| Goal of the exercise |
Reproduce exactly, with no other output, every line of the data below from the line containing "Convert this screenshot" to the end, inclusive.
___ The input ___
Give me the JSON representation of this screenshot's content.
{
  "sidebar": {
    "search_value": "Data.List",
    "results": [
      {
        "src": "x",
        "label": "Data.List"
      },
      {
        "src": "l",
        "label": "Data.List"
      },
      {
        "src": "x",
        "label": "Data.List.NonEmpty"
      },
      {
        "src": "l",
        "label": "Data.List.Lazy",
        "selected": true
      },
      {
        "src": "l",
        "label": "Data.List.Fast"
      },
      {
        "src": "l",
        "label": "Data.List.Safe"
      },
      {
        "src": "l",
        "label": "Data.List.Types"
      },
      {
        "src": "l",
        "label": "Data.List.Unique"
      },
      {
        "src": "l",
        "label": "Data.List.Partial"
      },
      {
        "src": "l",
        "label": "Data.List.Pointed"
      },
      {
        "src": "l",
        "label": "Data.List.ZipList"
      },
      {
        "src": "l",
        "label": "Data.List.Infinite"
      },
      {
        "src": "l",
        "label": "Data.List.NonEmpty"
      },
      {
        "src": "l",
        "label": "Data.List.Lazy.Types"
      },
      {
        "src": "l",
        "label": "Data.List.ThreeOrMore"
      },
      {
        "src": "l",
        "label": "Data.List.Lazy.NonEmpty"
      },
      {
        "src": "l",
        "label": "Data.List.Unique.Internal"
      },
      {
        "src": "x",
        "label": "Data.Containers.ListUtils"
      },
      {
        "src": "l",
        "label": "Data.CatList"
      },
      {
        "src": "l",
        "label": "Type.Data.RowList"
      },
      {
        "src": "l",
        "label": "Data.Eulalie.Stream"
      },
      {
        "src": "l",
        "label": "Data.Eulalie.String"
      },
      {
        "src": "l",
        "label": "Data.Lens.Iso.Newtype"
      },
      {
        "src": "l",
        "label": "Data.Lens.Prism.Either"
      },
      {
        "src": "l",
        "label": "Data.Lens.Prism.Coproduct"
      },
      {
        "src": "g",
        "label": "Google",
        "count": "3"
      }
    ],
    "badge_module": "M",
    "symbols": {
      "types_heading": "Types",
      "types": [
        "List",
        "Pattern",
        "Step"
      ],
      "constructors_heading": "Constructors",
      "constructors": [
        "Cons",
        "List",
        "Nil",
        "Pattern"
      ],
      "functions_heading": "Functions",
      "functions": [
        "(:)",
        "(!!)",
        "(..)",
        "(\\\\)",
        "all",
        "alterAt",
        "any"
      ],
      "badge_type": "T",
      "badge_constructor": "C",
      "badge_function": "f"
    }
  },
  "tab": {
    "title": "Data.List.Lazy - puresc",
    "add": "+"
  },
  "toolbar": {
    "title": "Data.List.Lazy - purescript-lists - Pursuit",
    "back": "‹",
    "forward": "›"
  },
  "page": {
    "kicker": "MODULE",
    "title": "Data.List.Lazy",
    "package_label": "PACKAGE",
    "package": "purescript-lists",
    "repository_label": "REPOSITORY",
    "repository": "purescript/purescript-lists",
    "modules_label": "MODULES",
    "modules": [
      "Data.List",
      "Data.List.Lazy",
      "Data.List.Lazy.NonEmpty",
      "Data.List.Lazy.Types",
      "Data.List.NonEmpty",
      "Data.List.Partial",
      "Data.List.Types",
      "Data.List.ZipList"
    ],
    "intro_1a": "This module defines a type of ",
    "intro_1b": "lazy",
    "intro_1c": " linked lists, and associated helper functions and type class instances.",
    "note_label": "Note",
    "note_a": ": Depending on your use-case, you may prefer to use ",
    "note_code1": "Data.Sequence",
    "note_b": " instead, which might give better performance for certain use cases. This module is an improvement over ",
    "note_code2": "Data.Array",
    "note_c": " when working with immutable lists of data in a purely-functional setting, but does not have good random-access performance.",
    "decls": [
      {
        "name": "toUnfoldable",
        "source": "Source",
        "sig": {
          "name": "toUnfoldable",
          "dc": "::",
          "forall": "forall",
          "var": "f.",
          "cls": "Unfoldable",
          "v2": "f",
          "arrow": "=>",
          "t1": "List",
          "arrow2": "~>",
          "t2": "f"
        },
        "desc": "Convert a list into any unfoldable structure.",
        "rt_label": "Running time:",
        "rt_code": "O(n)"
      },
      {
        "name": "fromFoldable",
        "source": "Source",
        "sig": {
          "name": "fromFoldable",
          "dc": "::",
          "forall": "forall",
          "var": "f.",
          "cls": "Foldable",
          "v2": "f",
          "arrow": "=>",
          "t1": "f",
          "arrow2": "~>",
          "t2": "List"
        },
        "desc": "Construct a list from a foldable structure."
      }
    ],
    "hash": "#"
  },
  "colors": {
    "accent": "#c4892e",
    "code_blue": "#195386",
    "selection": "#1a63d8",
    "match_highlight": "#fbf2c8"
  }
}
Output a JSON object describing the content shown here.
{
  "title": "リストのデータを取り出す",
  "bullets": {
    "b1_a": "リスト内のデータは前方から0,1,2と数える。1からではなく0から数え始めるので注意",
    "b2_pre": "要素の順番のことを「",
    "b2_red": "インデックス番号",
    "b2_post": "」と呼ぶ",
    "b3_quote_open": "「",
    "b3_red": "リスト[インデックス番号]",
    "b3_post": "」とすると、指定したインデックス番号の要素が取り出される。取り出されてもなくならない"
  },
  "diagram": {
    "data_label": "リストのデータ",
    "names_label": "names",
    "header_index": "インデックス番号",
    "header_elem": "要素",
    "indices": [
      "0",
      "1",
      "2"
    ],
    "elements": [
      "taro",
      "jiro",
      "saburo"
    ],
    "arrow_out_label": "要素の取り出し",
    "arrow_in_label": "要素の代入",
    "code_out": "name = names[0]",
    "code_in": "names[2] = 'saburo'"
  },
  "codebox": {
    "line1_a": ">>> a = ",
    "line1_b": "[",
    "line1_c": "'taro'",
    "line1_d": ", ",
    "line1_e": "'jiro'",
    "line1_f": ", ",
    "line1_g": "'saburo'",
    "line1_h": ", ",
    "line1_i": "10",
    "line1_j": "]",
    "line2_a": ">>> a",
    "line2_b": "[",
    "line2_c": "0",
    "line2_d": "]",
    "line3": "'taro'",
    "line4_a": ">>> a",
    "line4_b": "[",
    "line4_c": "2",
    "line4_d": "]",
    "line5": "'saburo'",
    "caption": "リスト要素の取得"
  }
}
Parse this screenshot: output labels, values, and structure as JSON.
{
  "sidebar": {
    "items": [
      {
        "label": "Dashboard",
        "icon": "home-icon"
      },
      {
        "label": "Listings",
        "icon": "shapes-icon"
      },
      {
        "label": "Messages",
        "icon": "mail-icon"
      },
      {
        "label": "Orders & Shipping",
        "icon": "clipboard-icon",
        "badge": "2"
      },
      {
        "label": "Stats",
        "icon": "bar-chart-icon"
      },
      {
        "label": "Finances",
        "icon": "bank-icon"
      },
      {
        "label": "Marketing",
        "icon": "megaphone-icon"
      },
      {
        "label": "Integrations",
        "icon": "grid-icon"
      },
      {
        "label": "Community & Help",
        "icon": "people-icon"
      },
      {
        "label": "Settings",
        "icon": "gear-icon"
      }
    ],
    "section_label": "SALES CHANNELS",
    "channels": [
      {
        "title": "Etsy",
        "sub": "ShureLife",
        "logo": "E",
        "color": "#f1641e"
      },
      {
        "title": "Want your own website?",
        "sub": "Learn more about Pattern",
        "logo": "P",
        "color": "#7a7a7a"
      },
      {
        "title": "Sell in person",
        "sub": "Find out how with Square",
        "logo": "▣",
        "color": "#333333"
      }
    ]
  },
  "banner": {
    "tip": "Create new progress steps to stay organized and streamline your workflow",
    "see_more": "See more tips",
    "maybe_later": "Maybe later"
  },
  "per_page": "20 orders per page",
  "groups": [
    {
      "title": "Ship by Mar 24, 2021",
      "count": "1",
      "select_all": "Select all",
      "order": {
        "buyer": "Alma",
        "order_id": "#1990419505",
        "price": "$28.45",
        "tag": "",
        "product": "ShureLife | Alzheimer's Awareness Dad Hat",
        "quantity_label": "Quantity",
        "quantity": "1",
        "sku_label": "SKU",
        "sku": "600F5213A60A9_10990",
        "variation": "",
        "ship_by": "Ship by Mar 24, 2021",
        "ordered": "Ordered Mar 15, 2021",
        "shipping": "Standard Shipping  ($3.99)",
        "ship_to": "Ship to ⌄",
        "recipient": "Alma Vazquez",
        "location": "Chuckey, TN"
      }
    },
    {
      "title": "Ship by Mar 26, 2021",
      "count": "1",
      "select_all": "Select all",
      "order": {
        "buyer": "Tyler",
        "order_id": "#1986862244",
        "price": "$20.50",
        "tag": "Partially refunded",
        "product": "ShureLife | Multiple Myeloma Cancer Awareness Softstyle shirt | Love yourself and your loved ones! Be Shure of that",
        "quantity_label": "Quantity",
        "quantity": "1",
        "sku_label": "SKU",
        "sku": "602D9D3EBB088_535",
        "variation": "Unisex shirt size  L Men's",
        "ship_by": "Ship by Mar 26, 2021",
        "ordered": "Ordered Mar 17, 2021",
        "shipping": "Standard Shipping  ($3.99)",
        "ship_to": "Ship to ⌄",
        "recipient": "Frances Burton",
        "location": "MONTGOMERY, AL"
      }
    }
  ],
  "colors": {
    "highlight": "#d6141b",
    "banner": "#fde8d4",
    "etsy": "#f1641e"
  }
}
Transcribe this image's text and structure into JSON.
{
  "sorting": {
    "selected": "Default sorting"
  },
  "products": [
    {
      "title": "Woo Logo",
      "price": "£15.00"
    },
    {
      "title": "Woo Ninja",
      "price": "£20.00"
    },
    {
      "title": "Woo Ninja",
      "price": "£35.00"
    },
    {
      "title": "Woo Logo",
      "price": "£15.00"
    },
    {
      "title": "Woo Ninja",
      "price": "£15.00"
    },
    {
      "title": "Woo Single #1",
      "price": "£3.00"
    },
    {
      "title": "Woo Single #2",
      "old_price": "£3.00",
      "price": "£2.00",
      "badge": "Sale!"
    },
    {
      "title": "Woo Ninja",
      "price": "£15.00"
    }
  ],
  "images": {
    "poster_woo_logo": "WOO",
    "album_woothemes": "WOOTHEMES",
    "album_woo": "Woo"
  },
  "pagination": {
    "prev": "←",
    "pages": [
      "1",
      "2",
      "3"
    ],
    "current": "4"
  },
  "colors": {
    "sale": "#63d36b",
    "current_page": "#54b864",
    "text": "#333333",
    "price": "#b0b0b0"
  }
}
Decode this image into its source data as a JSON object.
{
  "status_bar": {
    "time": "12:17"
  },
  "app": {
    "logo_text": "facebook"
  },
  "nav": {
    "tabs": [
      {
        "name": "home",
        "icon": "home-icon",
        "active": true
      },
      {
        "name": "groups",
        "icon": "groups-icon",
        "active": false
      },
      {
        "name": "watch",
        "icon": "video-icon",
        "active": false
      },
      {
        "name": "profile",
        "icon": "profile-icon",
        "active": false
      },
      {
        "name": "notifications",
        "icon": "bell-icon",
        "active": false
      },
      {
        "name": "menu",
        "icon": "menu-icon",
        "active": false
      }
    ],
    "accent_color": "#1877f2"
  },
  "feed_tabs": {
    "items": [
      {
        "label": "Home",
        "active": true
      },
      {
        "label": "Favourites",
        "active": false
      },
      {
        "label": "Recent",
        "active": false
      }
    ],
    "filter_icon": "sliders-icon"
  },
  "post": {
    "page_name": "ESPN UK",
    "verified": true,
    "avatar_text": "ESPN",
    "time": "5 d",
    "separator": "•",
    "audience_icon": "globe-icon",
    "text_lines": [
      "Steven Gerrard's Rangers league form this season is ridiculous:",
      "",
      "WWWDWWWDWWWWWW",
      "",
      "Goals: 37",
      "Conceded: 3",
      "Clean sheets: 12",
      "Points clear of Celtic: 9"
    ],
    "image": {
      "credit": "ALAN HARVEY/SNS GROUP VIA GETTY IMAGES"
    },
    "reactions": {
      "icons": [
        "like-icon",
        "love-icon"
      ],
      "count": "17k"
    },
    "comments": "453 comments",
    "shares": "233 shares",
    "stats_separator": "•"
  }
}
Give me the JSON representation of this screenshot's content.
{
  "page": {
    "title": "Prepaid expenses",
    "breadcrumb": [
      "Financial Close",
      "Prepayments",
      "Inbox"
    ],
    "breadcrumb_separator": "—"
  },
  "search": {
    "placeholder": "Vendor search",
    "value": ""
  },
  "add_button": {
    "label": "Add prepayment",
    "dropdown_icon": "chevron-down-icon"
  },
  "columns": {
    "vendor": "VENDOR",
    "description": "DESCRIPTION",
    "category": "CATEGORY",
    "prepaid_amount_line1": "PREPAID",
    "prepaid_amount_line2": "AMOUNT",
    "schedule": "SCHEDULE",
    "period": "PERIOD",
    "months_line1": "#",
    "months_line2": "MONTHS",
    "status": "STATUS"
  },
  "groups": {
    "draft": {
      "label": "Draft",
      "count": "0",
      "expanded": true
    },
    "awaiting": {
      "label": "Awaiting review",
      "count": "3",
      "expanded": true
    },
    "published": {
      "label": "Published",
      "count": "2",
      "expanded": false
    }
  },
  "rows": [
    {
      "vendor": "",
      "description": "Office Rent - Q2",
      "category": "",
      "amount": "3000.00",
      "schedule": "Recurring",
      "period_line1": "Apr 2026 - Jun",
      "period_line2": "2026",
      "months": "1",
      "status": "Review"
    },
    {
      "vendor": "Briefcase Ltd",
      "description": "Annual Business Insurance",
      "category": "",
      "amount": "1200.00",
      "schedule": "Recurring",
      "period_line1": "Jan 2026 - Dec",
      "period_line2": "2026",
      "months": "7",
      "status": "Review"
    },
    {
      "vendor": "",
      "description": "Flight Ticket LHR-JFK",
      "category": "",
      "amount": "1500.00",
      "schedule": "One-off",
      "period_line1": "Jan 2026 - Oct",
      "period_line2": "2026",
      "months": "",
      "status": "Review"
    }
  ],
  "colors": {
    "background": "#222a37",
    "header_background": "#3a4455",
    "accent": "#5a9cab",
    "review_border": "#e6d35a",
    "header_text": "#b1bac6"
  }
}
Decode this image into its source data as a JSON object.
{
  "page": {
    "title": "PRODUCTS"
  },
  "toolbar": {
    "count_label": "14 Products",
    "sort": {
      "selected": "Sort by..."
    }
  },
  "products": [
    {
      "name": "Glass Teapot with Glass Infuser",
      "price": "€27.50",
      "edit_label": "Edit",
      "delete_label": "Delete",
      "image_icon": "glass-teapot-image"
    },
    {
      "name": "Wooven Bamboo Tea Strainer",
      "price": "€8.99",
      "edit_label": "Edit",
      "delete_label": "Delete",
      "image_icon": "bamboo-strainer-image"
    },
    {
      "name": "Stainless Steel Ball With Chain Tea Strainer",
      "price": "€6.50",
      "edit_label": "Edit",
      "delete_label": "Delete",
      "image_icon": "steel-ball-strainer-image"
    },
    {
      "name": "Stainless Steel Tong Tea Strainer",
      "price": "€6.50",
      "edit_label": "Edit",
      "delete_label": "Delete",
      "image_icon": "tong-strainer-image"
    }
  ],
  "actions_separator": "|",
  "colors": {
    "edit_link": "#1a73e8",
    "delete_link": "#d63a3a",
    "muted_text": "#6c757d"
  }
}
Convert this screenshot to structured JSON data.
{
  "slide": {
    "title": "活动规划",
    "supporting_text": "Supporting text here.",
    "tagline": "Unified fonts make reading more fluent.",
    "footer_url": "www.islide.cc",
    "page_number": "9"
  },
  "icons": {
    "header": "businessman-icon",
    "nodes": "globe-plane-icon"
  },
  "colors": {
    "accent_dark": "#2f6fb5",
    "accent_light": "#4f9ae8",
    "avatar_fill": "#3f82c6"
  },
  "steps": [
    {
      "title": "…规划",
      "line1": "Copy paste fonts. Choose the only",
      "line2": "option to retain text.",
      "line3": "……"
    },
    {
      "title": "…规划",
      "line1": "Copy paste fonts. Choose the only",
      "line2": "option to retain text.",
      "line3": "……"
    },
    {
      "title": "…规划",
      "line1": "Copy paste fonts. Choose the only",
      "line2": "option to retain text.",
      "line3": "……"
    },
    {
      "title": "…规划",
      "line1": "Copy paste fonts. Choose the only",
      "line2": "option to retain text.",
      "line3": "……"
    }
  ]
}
___
| Result for this exercise |
Convert this screenshot to structured JSON data.
{
  "slide": {
    "title": "活动规划",
    "supporting_text": "Supporting text here.",
    "tagline": "Unified fonts make reading more fluent.",
    "footer_url": "www.islide.cc",
    "page_number": "9"
  },
  "icons": {
    "header": "businessman-icon",
    "nodes": "globe-plane-icon"
  },
  "colors": {
    "accent_dark": "#2f6fb5",
    "accent_light": "#4f9ae8",
    "avatar_fill": "#3f82c6"
  },
  "steps": [
    {
      "title": "…规划",
      "line1": "Copy paste fonts. Choose the only",
      "line2": "option to retain text.",
      "line3": "……"
    },
    {
      "title": "…规划",
      "line1": "Copy paste fonts. Choose the only",
      "line2": "option to retain text.",
      "line3": "……"
    },
    {
      "title": "…规划",
      "line1": "Copy paste fonts. Choose the only",
      "line2": "option to retain text.",
      "line3": "……"
    },
    {
      "title": "…规划",
      "line1": "Copy paste fonts. Choose the only",
      "line2": "option to retain text.",
      "line3": "……"
    }
  ]
}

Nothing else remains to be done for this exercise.